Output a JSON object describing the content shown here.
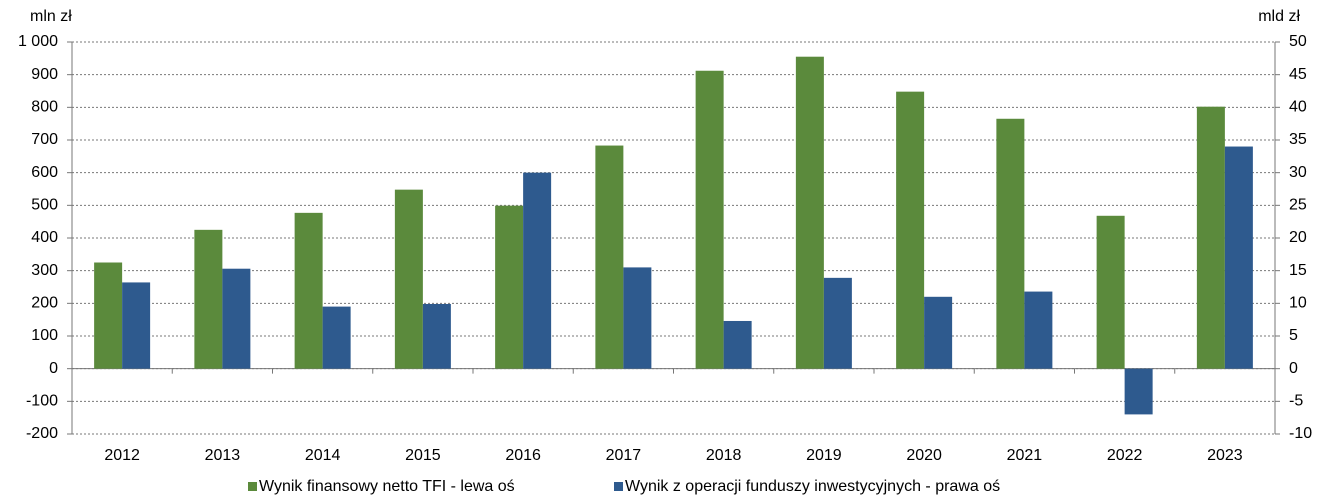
{
  "chart_data": {
    "type": "bar",
    "y_label": "mln zł",
    "y2_label": "mld zł",
    "categories": [
      "2012",
      "2013",
      "2014",
      "2015",
      "2016",
      "2017",
      "2018",
      "2019",
      "2020",
      "2021",
      "2022",
      "2023"
    ],
    "series": [
      {
        "name": "Wynik finansowy netto TFI - lewa oś",
        "color": "#5b8a3c",
        "values": [
          325,
          425,
          477,
          548,
          499,
          683,
          912,
          955,
          848,
          765,
          468,
          802
        ]
      },
      {
        "name": "Wynik z operacji funduszy inwestycyjnych - prawa oś",
        "color": "#2e5a8e",
        "axis": "y2",
        "values": [
          13.2,
          15.3,
          9.5,
          9.9,
          30.0,
          15.5,
          7.3,
          13.9,
          11.0,
          11.8,
          -7.0,
          34.0
        ]
      }
    ],
    "ylim": [
      -200,
      1000
    ],
    "yticks": [
      -200,
      -100,
      0,
      100,
      200,
      300,
      400,
      500,
      600,
      700,
      800,
      900,
      {
        "value": 1000,
        "label": "1 000"
      }
    ],
    "y2lim": [
      -10,
      50
    ],
    "y2ticks": [
      -10,
      -5,
      0,
      5,
      10,
      15,
      20,
      25,
      30,
      35,
      40,
      45,
      50
    ],
    "grid": true
  }
}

PROBLEM TO WORK ON → Omit all pictures while transcribing the entries verbatim.

EXPECTED ANSWER →
Output a JSON object describing the content shown here.
{
  "chart_data": {
    "type": "bar",
    "y_label": "mln zł",
    "y2_label": "mld zł",
    "categories": [
      "2012",
      "2013",
      "2014",
      "2015",
      "2016",
      "2017",
      "2018",
      "2019",
      "2020",
      "2021",
      "2022",
      "2023"
    ],
    "series": [
      {
        "name": "Wynik finansowy netto TFI - lewa oś",
        "color": "#5b8a3c",
        "values": [
          325,
          425,
          477,
          548,
          499,
          683,
          912,
          955,
          848,
          765,
          468,
          802
        ]
      },
      {
        "name": "Wynik z operacji funduszy inwestycyjnych - prawa oś",
        "color": "#2e5a8e",
        "axis": "y2",
        "values": [
          13.2,
          15.3,
          9.5,
          9.9,
          30.0,
          15.5,
          7.3,
          13.9,
          11.0,
          11.8,
          -7.0,
          34.0
        ]
      }
    ],
    "ylim": [
      -200,
      1000
    ],
    "yticks": [
      -200,
      -100,
      0,
      100,
      200,
      300,
      400,
      500,
      600,
      700,
      800,
      900,
      {
        "value": 1000,
        "label": "1 000"
      }
    ],
    "y2lim": [
      -10,
      50
    ],
    "y2ticks": [
      -10,
      -5,
      0,
      5,
      10,
      15,
      20,
      25,
      30,
      35,
      40,
      45,
      50
    ],
    "grid": true
  }
}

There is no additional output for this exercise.